• Task: Reproduce the entries below in full, word for word.

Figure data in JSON

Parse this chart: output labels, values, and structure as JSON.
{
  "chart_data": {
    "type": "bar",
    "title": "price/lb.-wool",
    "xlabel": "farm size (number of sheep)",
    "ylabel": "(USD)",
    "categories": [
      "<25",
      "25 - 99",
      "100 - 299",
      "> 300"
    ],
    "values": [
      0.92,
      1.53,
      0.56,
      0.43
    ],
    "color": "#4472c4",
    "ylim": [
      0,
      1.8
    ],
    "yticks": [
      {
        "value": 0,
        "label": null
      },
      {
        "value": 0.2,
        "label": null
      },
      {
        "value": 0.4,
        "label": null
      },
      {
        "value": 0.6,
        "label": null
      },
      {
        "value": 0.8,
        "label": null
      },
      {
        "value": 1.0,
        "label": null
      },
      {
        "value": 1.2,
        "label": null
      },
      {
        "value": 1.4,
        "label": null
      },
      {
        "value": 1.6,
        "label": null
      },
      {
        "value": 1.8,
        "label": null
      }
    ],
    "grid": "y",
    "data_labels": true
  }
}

• Result:
Parse this chart: output labels, values, and structure as JSON.
{
  "chart_data": {
    "type": "bar",
    "title": "price/lb.-wool",
    "xlabel": "farm size (number of sheep)",
    "ylabel": "(USD)",
    "categories": [
      "<25",
      "25 - 99",
      "100 - 299",
      "> 300"
    ],
    "values": [
      0.92,
      1.53,
      0.56,
      0.43
    ],
    "color": "#4472c4",
    "ylim": [
      0,
      1.8
    ],
    "yticks": [
      {
        "value": 0,
        "label": null
      },
      {
        "value": 0.2,
        "label": null
      },
      {
        "value": 0.4,
        "label": null
      },
      {
        "value": 0.6,
        "label": null
      },
      {
        "value": 0.8,
        "label": null
      },
      {
        "value": 1.0,
        "label": null
      },
      {
        "value": 1.2,
        "label": null
      },
      {
        "value": 1.4,
        "label": null
      },
      {
        "value": 1.6,
        "label": null
      },
      {
        "value": 1.8,
        "label": null
      }
    ],
    "grid": "y",
    "data_labels": true
  }
}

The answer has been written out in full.